▶ **Information provided**
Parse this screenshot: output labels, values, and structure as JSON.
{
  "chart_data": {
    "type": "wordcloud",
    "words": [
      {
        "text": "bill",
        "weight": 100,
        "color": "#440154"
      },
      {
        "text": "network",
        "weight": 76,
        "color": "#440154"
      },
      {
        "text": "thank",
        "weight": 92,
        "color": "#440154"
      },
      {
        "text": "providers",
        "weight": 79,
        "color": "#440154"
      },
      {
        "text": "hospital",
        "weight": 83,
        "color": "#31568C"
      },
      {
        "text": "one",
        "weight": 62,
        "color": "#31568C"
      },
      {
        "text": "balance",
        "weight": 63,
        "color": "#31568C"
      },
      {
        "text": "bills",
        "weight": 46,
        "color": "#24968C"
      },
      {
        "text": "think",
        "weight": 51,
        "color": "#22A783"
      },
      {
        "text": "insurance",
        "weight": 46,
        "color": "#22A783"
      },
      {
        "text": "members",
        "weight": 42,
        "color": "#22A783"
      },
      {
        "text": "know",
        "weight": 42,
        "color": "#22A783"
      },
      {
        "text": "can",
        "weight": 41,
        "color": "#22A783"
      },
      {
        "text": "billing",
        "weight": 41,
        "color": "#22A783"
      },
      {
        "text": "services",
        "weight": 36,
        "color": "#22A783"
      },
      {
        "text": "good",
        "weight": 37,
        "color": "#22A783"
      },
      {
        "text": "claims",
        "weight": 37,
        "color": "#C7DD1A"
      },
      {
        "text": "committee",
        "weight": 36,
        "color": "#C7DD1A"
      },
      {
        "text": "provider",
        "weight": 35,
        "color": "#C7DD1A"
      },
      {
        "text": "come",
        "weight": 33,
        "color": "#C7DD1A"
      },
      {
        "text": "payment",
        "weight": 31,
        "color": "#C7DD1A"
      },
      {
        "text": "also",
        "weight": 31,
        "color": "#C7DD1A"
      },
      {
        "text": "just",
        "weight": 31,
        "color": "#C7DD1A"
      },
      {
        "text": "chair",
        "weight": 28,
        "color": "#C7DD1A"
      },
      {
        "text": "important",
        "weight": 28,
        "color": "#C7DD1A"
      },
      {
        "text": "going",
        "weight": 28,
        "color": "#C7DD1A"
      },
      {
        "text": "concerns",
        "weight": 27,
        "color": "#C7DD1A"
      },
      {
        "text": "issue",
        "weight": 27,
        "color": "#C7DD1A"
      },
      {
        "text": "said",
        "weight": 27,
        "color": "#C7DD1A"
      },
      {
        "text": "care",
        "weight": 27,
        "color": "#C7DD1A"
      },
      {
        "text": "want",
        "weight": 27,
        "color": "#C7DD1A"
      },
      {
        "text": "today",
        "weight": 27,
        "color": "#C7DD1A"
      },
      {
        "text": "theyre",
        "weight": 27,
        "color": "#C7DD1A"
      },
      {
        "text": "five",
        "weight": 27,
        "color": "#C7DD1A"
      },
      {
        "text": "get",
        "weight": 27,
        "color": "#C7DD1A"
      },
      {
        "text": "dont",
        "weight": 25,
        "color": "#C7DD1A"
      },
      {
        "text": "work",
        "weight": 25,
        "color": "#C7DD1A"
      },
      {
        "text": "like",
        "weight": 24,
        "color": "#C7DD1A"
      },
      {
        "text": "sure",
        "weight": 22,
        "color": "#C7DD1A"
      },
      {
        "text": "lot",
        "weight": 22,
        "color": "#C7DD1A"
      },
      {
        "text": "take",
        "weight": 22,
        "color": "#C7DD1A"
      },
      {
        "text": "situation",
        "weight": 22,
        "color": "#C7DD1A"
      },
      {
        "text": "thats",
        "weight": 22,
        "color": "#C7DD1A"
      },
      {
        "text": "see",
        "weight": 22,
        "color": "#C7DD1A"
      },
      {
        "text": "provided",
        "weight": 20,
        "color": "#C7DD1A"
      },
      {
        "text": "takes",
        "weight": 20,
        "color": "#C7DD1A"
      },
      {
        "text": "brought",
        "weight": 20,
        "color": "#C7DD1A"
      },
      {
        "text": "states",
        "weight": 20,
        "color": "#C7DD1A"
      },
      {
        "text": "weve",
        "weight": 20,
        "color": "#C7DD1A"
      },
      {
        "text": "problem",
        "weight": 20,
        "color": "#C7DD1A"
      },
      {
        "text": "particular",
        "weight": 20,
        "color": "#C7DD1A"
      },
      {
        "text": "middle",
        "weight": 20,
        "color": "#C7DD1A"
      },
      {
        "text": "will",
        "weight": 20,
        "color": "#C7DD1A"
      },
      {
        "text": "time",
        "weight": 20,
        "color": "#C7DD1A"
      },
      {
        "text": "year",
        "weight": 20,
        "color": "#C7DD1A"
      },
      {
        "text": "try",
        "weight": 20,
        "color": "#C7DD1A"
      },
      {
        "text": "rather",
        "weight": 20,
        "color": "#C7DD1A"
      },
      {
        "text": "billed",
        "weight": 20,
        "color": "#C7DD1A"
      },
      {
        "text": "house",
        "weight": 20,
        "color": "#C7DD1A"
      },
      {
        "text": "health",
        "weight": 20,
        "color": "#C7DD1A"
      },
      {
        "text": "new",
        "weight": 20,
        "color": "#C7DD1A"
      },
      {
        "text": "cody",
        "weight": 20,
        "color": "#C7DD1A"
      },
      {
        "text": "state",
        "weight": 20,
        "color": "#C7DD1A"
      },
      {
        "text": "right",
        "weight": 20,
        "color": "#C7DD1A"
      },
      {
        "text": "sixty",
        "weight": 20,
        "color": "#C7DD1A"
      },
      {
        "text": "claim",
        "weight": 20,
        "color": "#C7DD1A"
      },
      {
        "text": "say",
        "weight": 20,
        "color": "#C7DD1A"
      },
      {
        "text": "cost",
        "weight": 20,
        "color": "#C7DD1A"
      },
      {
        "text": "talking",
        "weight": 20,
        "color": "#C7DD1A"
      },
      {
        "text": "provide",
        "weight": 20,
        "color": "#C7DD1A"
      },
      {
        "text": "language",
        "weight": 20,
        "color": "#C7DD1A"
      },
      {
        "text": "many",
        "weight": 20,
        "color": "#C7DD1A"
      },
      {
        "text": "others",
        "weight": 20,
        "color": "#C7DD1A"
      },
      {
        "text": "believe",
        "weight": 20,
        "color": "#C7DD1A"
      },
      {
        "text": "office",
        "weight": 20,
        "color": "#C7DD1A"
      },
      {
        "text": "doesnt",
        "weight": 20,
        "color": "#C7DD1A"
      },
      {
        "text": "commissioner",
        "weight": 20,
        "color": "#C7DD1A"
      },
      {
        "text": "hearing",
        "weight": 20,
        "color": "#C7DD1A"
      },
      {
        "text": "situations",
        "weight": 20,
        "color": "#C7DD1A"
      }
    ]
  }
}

▶ **Short exercise**
Exactly reproduce all of the entries above.

▶ **Reply**
Parse this screenshot: output labels, values, and structure as JSON.
{
  "chart_data": {
    "type": "wordcloud",
    "words": [
      {
        "text": "bill",
        "weight": 100,
        "color": "#440154"
      },
      {
        "text": "network",
        "weight": 76,
        "color": "#440154"
      },
      {
        "text": "thank",
        "weight": 92,
        "color": "#440154"
      },
      {
        "text": "providers",
        "weight": 79,
        "color": "#440154"
      },
      {
        "text": "hospital",
        "weight": 83,
        "color": "#31568C"
      },
      {
        "text": "one",
        "weight": 62,
        "color": "#31568C"
      },
      {
        "text": "balance",
        "weight": 63,
        "color": "#31568C"
      },
      {
        "text": "bills",
        "weight": 46,
        "color": "#24968C"
      },
      {
        "text": "think",
        "weight": 51,
        "color": "#22A783"
      },
      {
        "text": "insurance",
        "weight": 46,
        "color": "#22A783"
      },
      {
        "text": "members",
        "weight": 42,
        "color": "#22A783"
      },
      {
        "text": "know",
        "weight": 42,
        "color": "#22A783"
      },
      {
        "text": "can",
        "weight": 41,
        "color": "#22A783"
      },
      {
        "text": "billing",
        "weight": 41,
        "color": "#22A783"
      },
      {
        "text": "services",
        "weight": 36,
        "color": "#22A783"
      },
      {
        "text": "good",
        "weight": 37,
        "color": "#22A783"
      },
      {
        "text": "claims",
        "weight": 37,
        "color": "#C7DD1A"
      },
      {
        "text": "committee",
        "weight": 36,
        "color": "#C7DD1A"
      },
      {
        "text": "provider",
        "weight": 35,
        "color": "#C7DD1A"
      },
      {
        "text": "come",
        "weight": 33,
        "color": "#C7DD1A"
      },
      {
        "text": "payment",
        "weight": 31,
        "color": "#C7DD1A"
      },
      {
        "text": "also",
        "weight": 31,
        "color": "#C7DD1A"
      },
      {
        "text": "just",
        "weight": 31,
        "color": "#C7DD1A"
      },
      {
        "text": "chair",
        "weight": 28,
        "color": "#C7DD1A"
      },
      {
        "text": "important",
        "weight": 28,
        "color": "#C7DD1A"
      },
      {
        "text": "going",
        "weight": 28,
        "color": "#C7DD1A"
      },
      {
        "text": "concerns",
        "weight": 27,
        "color": "#C7DD1A"
      },
      {
        "text": "issue",
        "weight": 27,
        "color": "#C7DD1A"
      },
      {
        "text": "said",
        "weight": 27,
        "color": "#C7DD1A"
      },
      {
        "text": "care",
        "weight": 27,
        "color": "#C7DD1A"
      },
      {
        "text": "want",
        "weight": 27,
        "color": "#C7DD1A"
      },
      {
        "text": "today",
        "weight": 27,
        "color": "#C7DD1A"
      },
      {
        "text": "theyre",
        "weight": 27,
        "color": "#C7DD1A"
      },
      {
        "text": "five",
        "weight": 27,
        "color": "#C7DD1A"
      },
      {
        "text": "get",
        "weight": 27,
        "color": "#C7DD1A"
      },
      {
        "text": "dont",
        "weight": 25,
        "color": "#C7DD1A"
      },
      {
        "text": "work",
        "weight": 25,
        "color": "#C7DD1A"
      },
      {
        "text": "like",
        "weight": 24,
        "color": "#C7DD1A"
      },
      {
        "text": "sure",
        "weight": 22,
        "color": "#C7DD1A"
      },
      {
        "text": "lot",
        "weight": 22,
        "color": "#C7DD1A"
      },
      {
        "text": "take",
        "weight": 22,
        "color": "#C7DD1A"
      },
      {
        "text": "situation",
        "weight": 22,
        "color": "#C7DD1A"
      },
      {
        "text": "thats",
        "weight": 22,
        "color": "#C7DD1A"
      },
      {
        "text": "see",
        "weight": 22,
        "color": "#C7DD1A"
      },
      {
        "text": "provided",
        "weight": 20,
        "color": "#C7DD1A"
      },
      {
        "text": "takes",
        "weight": 20,
        "color": "#C7DD1A"
      },
      {
        "text": "brought",
        "weight": 20,
        "color": "#C7DD1A"
      },
      {
        "text": "states",
        "weight": 20,
        "color": "#C7DD1A"
      },
      {
        "text": "weve",
        "weight": 20,
        "color": "#C7DD1A"
      },
      {
        "text": "problem",
        "weight": 20,
        "color": "#C7DD1A"
      },
      {
        "text": "particular",
        "weight": 20,
        "color": "#C7DD1A"
      },
      {
        "text": "middle",
        "weight": 20,
        "color": "#C7DD1A"
      },
      {
        "text": "will",
        "weight": 20,
        "color": "#C7DD1A"
      },
      {
        "text": "time",
        "weight": 20,
        "color": "#C7DD1A"
      },
      {
        "text": "year",
        "weight": 20,
        "color": "#C7DD1A"
      },
      {
        "text": "try",
        "weight": 20,
        "color": "#C7DD1A"
      },
      {
        "text": "rather",
        "weight": 20,
        "color": "#C7DD1A"
      },
      {
        "text": "billed",
        "weight": 20,
        "color": "#C7DD1A"
      },
      {
        "text": "house",
        "weight": 20,
        "color": "#C7DD1A"
      },
      {
        "text": "health",
        "weight": 20,
        "color": "#C7DD1A"
      },
      {
        "text": "new",
        "weight": 20,
        "color": "#C7DD1A"
      },
      {
        "text": "cody",
        "weight": 20,
        "color": "#C7DD1A"
      },
      {
        "text": "state",
        "weight": 20,
        "color": "#C7DD1A"
      },
      {
        "text": "right",
        "weight": 20,
        "color": "#C7DD1A"
      },
      {
        "text": "sixty",
        "weight": 20,
        "color": "#C7DD1A"
      },
      {
        "text": "claim",
        "weight": 20,
        "color": "#C7DD1A"
      },
      {
        "text": "say",
        "weight": 20,
        "color": "#C7DD1A"
      },
      {
        "text": "cost",
        "weight": 20,
        "color": "#C7DD1A"
      },
      {
        "text": "talking",
        "weight": 20,
        "color": "#C7DD1A"
      },
      {
        "text": "provide",
        "weight": 20,
        "color": "#C7DD1A"
      },
      {
        "text": "language",
        "weight": 20,
        "color": "#C7DD1A"
      },
      {
        "text": "many",
        "weight": 20,
        "color": "#C7DD1A"
      },
      {
        "text": "others",
        "weight": 20,
        "color": "#C7DD1A"
      },
      {
        "text": "believe",
        "weight": 20,
        "color": "#C7DD1A"
      },
      {
        "text": "office",
        "weight": 20,
        "color": "#C7DD1A"
      },
      {
        "text": "doesnt",
        "weight": 20,
        "color": "#C7DD1A"
      },
      {
        "text": "commissioner",
        "weight": 20,
        "color": "#C7DD1A"
      },
      {
        "text": "hearing",
        "weight": 20,
        "color": "#C7DD1A"
      },
      {
        "text": "situations",
        "weight": 20,
        "color": "#C7DD1A"
      }
    ]
  }
}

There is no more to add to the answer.